EXERCISE
Repeat each entry exactly and drop the pictures.

INFORMATION SUPPLIED

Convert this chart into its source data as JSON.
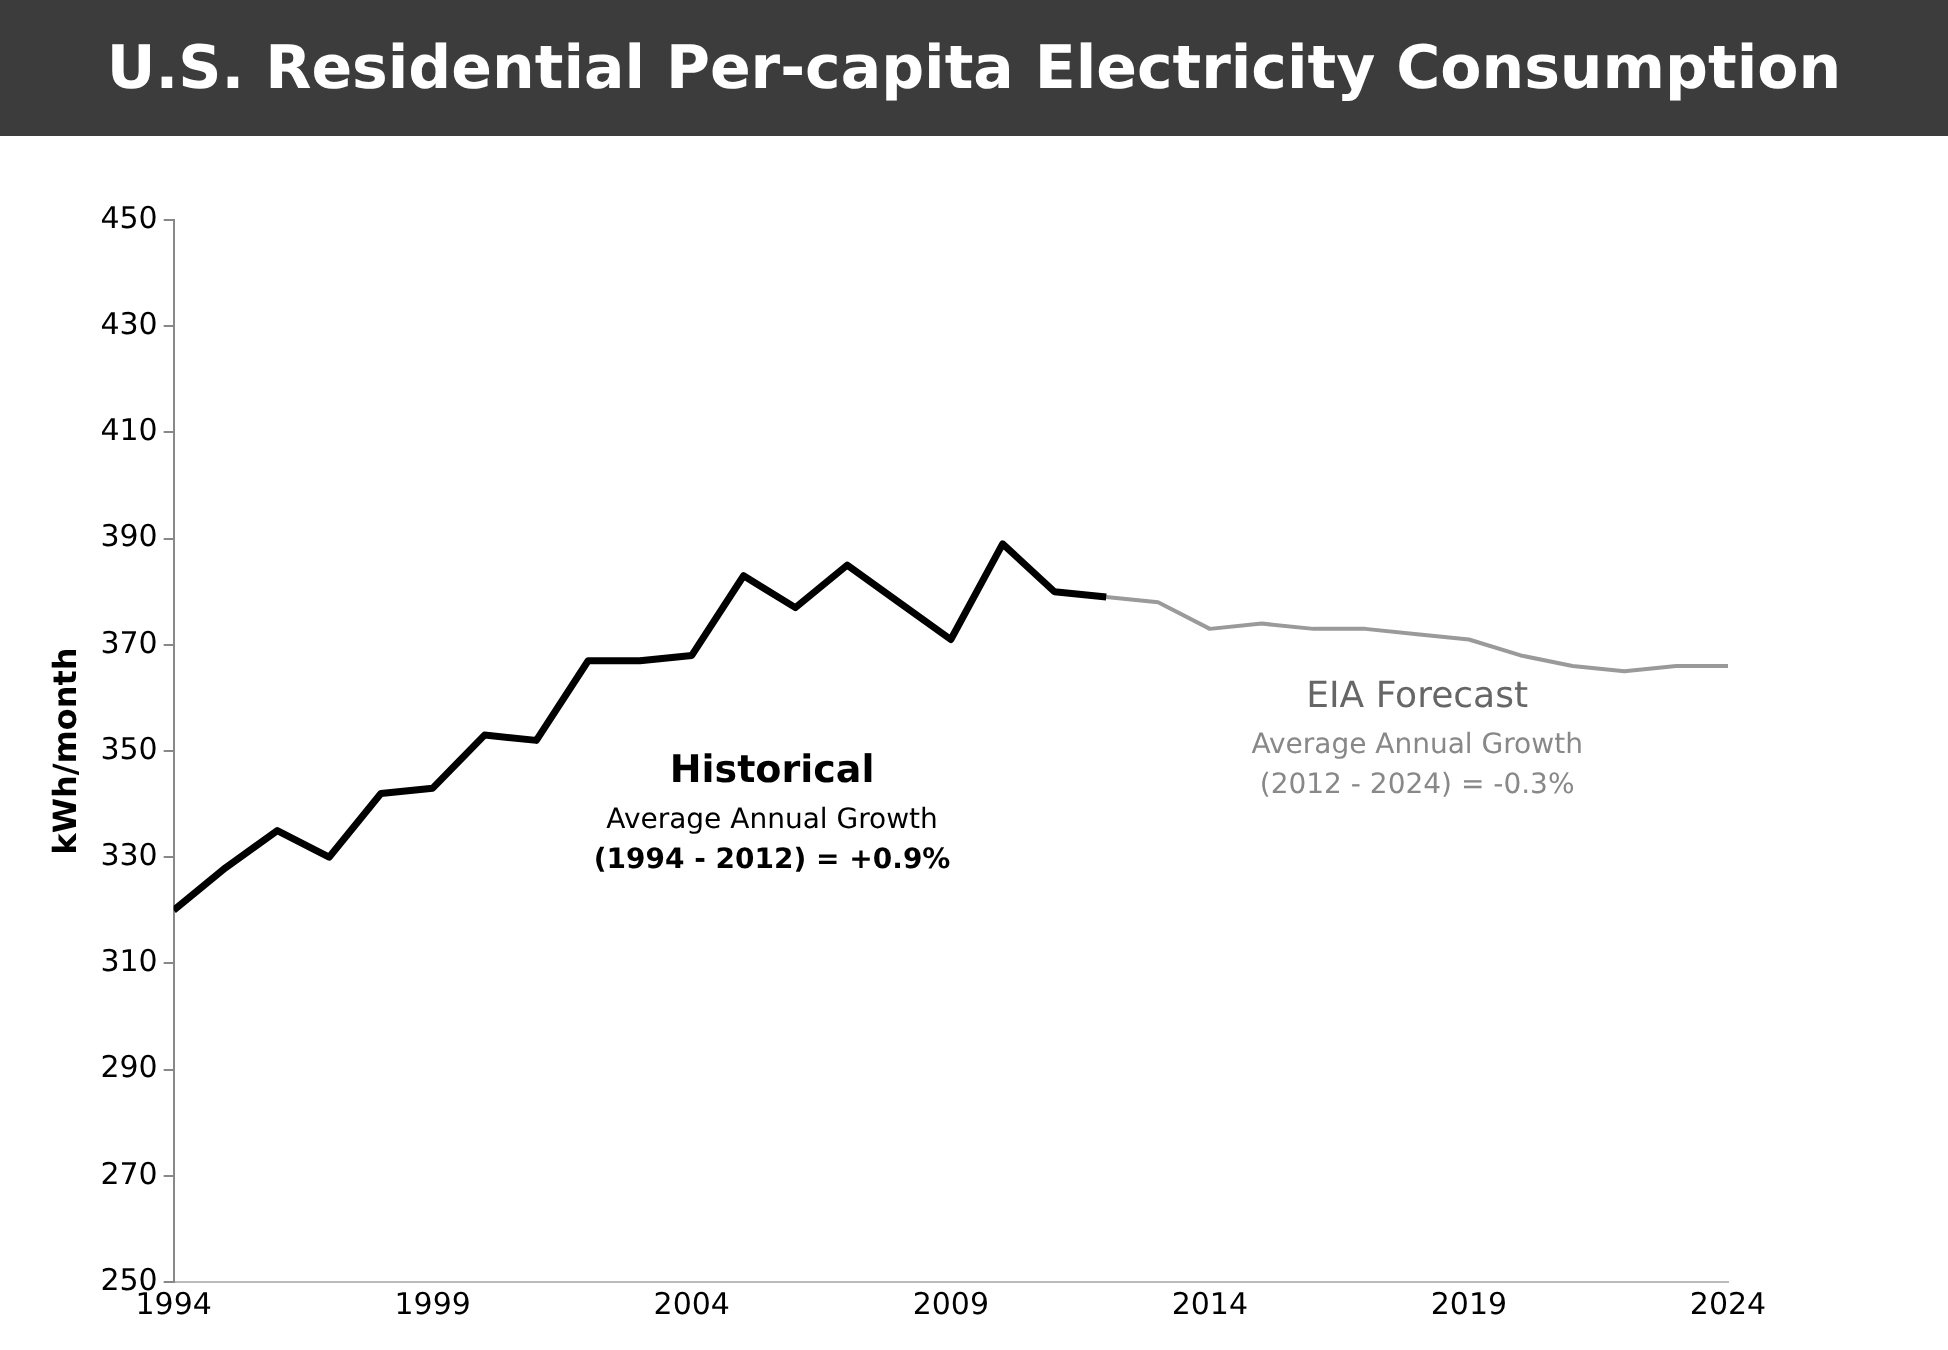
{
  "chart_data": {
    "type": "line",
    "title": "U.S. Residential Per-capita Electricity Consumption",
    "ylabel": "kWh/month",
    "xlim": [
      1994,
      2024
    ],
    "xticks": [
      1994,
      1999,
      2004,
      2009,
      2014,
      2019,
      2024
    ],
    "ylim": [
      250,
      450
    ],
    "yticks": [
      250,
      270,
      290,
      310,
      330,
      350,
      370,
      390,
      410,
      430,
      450
    ],
    "grid": false,
    "legend": false,
    "marker": "none",
    "series": [
      {
        "name": "Historical",
        "color": "#000000",
        "x": [
          1994,
          1995,
          1996,
          1997,
          1998,
          1999,
          2000,
          2001,
          2002,
          2003,
          2004,
          2005,
          2006,
          2007,
          2008,
          2009,
          2010,
          2011,
          2012
        ],
        "values": [
          320,
          328,
          335,
          330,
          342,
          343,
          353,
          352,
          367,
          367,
          368,
          383,
          377,
          385,
          378,
          371,
          389,
          380,
          379
        ]
      },
      {
        "name": "EIA Forecast",
        "color": "#9a9a9a",
        "x": [
          2012,
          2013,
          2014,
          2015,
          2016,
          2017,
          2018,
          2019,
          2020,
          2021,
          2022,
          2023,
          2024
        ],
        "values": [
          379,
          378,
          373,
          374,
          373,
          373,
          372,
          371,
          368,
          366,
          365,
          366,
          366
        ]
      }
    ],
    "annotations": [
      "Average Annual Growth",
      "(1994 - 2012) = +0.9%",
      "Average Annual Growth",
      "(2012 - 2024) = -0.3%"
    ]
  }
}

PROBLEM SOLUTION
Convert this chart into its source data as JSON.
{
  "chart_data": {
    "type": "line",
    "title": "U.S. Residential Per-capita Electricity Consumption",
    "ylabel": "kWh/month",
    "xlim": [
      1994,
      2024
    ],
    "xticks": [
      1994,
      1999,
      2004,
      2009,
      2014,
      2019,
      2024
    ],
    "ylim": [
      250,
      450
    ],
    "yticks": [
      250,
      270,
      290,
      310,
      330,
      350,
      370,
      390,
      410,
      430,
      450
    ],
    "grid": false,
    "legend": false,
    "marker": "none",
    "series": [
      {
        "name": "Historical",
        "color": "#000000",
        "x": [
          1994,
          1995,
          1996,
          1997,
          1998,
          1999,
          2000,
          2001,
          2002,
          2003,
          2004,
          2005,
          2006,
          2007,
          2008,
          2009,
          2010,
          2011,
          2012
        ],
        "values": [
          320,
          328,
          335,
          330,
          342,
          343,
          353,
          352,
          367,
          367,
          368,
          383,
          377,
          385,
          378,
          371,
          389,
          380,
          379
        ]
      },
      {
        "name": "EIA Forecast",
        "color": "#9a9a9a",
        "x": [
          2012,
          2013,
          2014,
          2015,
          2016,
          2017,
          2018,
          2019,
          2020,
          2021,
          2022,
          2023,
          2024
        ],
        "values": [
          379,
          378,
          373,
          374,
          373,
          373,
          372,
          371,
          368,
          366,
          365,
          366,
          366
        ]
      }
    ],
    "annotations": [
      "Average Annual Growth",
      "(1994 - 2012) = +0.9%",
      "Average Annual Growth",
      "(2012 - 2024) = -0.3%"
    ]
  }
}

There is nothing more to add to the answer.